Records from a data source:
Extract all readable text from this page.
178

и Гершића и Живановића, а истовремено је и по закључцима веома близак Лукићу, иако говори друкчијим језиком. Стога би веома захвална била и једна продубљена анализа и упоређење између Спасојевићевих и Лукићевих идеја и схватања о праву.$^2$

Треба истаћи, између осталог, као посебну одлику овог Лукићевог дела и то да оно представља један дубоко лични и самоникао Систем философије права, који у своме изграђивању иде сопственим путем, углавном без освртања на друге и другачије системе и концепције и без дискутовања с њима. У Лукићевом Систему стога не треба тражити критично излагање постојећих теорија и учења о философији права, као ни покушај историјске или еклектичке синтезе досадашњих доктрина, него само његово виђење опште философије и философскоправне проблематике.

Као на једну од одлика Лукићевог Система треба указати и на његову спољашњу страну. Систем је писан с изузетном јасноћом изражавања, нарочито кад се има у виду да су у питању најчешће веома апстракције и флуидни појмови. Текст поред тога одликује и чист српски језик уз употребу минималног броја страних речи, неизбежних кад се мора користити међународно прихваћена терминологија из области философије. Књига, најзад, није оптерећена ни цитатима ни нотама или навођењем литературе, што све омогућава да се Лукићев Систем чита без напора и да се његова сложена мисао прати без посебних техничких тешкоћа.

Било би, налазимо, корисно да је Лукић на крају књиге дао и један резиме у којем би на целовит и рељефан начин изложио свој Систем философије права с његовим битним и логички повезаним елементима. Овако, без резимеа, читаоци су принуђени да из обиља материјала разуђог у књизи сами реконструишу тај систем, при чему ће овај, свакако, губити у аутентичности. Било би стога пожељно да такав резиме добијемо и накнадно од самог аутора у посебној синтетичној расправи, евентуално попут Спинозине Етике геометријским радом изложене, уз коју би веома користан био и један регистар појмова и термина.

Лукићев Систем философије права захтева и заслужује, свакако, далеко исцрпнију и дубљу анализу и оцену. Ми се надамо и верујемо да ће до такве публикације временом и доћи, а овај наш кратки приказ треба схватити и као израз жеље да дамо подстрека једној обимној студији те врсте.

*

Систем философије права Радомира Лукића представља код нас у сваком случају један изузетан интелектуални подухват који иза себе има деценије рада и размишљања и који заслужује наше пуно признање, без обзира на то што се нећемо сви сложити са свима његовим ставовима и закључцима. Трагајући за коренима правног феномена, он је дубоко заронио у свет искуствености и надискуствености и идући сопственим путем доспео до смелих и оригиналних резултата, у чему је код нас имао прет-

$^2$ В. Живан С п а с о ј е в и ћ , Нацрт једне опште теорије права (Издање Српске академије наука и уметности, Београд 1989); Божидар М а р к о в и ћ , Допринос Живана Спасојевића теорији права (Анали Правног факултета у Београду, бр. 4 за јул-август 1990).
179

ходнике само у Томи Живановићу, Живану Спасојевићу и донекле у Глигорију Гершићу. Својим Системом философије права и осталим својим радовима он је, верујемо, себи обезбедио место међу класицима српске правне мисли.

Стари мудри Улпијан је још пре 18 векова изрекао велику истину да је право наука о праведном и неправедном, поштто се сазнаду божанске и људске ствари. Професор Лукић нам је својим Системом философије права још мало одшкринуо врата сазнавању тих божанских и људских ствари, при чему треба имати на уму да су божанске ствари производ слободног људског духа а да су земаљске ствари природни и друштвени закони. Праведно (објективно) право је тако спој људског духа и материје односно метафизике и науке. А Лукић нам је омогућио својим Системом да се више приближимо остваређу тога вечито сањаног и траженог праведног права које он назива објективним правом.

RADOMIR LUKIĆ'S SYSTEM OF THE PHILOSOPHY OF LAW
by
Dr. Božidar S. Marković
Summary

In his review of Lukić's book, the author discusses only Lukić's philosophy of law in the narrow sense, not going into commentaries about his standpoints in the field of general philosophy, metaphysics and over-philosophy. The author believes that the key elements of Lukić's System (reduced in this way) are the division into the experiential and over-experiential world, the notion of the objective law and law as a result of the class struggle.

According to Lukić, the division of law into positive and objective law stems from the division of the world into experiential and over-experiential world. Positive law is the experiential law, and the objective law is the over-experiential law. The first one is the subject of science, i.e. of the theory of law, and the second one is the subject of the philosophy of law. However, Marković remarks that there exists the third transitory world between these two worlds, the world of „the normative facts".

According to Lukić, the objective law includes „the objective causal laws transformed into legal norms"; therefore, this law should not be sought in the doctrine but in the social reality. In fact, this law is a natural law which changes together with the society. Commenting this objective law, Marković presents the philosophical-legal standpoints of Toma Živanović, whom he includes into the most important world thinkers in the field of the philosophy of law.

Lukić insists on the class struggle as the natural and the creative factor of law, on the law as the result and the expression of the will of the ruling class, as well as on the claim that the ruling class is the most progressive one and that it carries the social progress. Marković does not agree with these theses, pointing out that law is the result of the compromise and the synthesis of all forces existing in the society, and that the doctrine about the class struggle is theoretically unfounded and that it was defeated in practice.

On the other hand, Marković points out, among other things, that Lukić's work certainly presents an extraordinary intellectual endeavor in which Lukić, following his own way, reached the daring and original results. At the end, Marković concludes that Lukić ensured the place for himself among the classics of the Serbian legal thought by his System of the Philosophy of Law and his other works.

Your objective: Reproduce the material precisely, including every line.

Completed task:
Extract all readable text from this page.
178

и Гершића и Живановића, а истовремено је и по закључцима веома близак Лукићу, иако говори друкчијим језиком. Стога би веома захвална била и једна продубљена анализа и упоређење између Спасојевићевих и Лукићевих идеја и схватања о праву.$^2$

Треба истаћи, између осталог, као посебну одлику овог Лукићевог дела и то да оно представља један дубоко лични и самоникао Систем философије права, који у своме изграђивању иде сопственим путем, углавном без освртања на друге и другачије системе и концепције и без дискутовања с њима. У Лукићевом Систему стога не треба тражити критично излагање постојећих теорија и учења о философији права, као ни покушај историјске или еклектичке синтезе досадашњих доктрина, него само његово виђење опште философије и философскоправне проблематике.

Као на једну од одлика Лукићевог Система треба указати и на његову спољашњу страну. Систем је писан с изузетном јасноћом изражавања, нарочито кад се има у виду да су у питању најчешће веома апстракције и флуидни појмови. Текст поред тога одликује и чист српски језик уз употребу минималног броја страних речи, неизбежних кад се мора користити међународно прихваћена терминологија из области философије. Књига, најзад, није оптерећена ни цитатима ни нотама или навођењем литературе, што све омогућава да се Лукићев Систем чита без напора и да се његова сложена мисао прати без посебних техничких тешкоћа.

Било би, налазимо, корисно да је Лукић на крају књиге дао и један резиме у којем би на целовит и рељефан начин изложио свој Систем философије права с његовим битним и логички повезаним елементима. Овако, без резимеа, читаоци су принуђени да из обиља материјала разуђог у књизи сами реконструишу тај систем, при чему ће овај, свакако, губити у аутентичности. Било би стога пожељно да такав резиме добијемо и накнадно од самог аутора у посебној синтетичној расправи, евентуално попут Спинозине Етике геометријским радом изложене, уз коју би веома користан био и један регистар појмова и термина.

Лукићев Систем философије права захтева и заслужује, свакако, далеко исцрпнију и дубљу анализу и оцену. Ми се надамо и верујемо да ће до такве публикације временом и доћи, а овај наш кратки приказ треба схватити и као израз жеље да дамо подстрека једној обимној студији те врсте.

*

Систем философије права Радомира Лукића представља код нас у сваком случају један изузетан интелектуални подухват који иза себе има деценије рада и размишљања и који заслужује наше пуно признање, без обзира на то што се нећемо сви сложити са свима његовим ставовима и закључцима. Трагајући за коренима правног феномена, он је дубоко заронио у свет искуствености и надискуствености и идући сопственим путем доспео до смелих и оригиналних резултата, у чему је код нас имао прет-

$^2$ В. Живан С п а с о ј е в и ћ , Нацрт једне опште теорије права (Издање Српске академије наука и уметности, Београд 1989); Божидар М а р к о в и ћ , Допринос Живана Спасојевића теорији права (Анали Правног факултета у Београду, бр. 4 за јул-август 1990).
179

ходнике само у Томи Живановићу, Живану Спасојевићу и донекле у Глигорију Гершићу. Својим Системом философије права и осталим својим радовима он је, верујемо, себи обезбедио место међу класицима српске правне мисли.

Стари мудри Улпијан је још пре 18 векова изрекао велику истину да је право наука о праведном и неправедном, поштто се сазнаду божанске и људске ствари. Професор Лукић нам је својим Системом философије права још мало одшкринуо врата сазнавању тих божанских и људских ствари, при чему треба имати на уму да су божанске ствари производ слободног људског духа а да су земаљске ствари природни и друштвени закони. Праведно (објективно) право је тако спој људског духа и материје односно метафизике и науке. А Лукић нам је омогућио својим Системом да се више приближимо остваређу тога вечито сањаног и траженог праведног права које он назива објективним правом.

RADOMIR LUKIĆ'S SYSTEM OF THE PHILOSOPHY OF LAW
by
Dr. Božidar S. Marković
Summary

In his review of Lukić's book, the author discusses only Lukić's philosophy of law in the narrow sense, not going into commentaries about his standpoints in the field of general philosophy, metaphysics and over-philosophy. The author believes that the key elements of Lukić's System (reduced in this way) are the division into the experiential and over-experiential world, the notion of the objective law and law as a result of the class struggle.

According to Lukić, the division of law into positive and objective law stems from the division of the world into experiential and over-experiential world. Positive law is the experiential law, and the objective law is the over-experiential law. The first one is the subject of science, i.e. of the theory of law, and the second one is the subject of the philosophy of law. However, Marković remarks that there exists the third transitory world between these two worlds, the world of „the normative facts".

According to Lukić, the objective law includes „the objective causal laws transformed into legal norms"; therefore, this law should not be sought in the doctrine but in the social reality. In fact, this law is a natural law which changes together with the society. Commenting this objective law, Marković presents the philosophical-legal standpoints of Toma Živanović, whom he includes into the most important world thinkers in the field of the philosophy of law.

Lukić insists on the class struggle as the natural and the creative factor of law, on the law as the result and the expression of the will of the ruling class, as well as on the claim that the ruling class is the most progressive one and that it carries the social progress. Marković does not agree with these theses, pointing out that law is the result of the compromise and the synthesis of all forces existing in the society, and that the doctrine about the class struggle is theoretically unfounded and that it was defeated in practice.

On the other hand, Marković points out, among other things, that Lukić's work certainly presents an extraordinary intellectual endeavor in which Lukić, following his own way, reached the daring and original results. At the end, Marković concludes that Lukić ensured the place for himself among the classics of the Serbian legal thought by his System of the Philosophy of Law and his other works.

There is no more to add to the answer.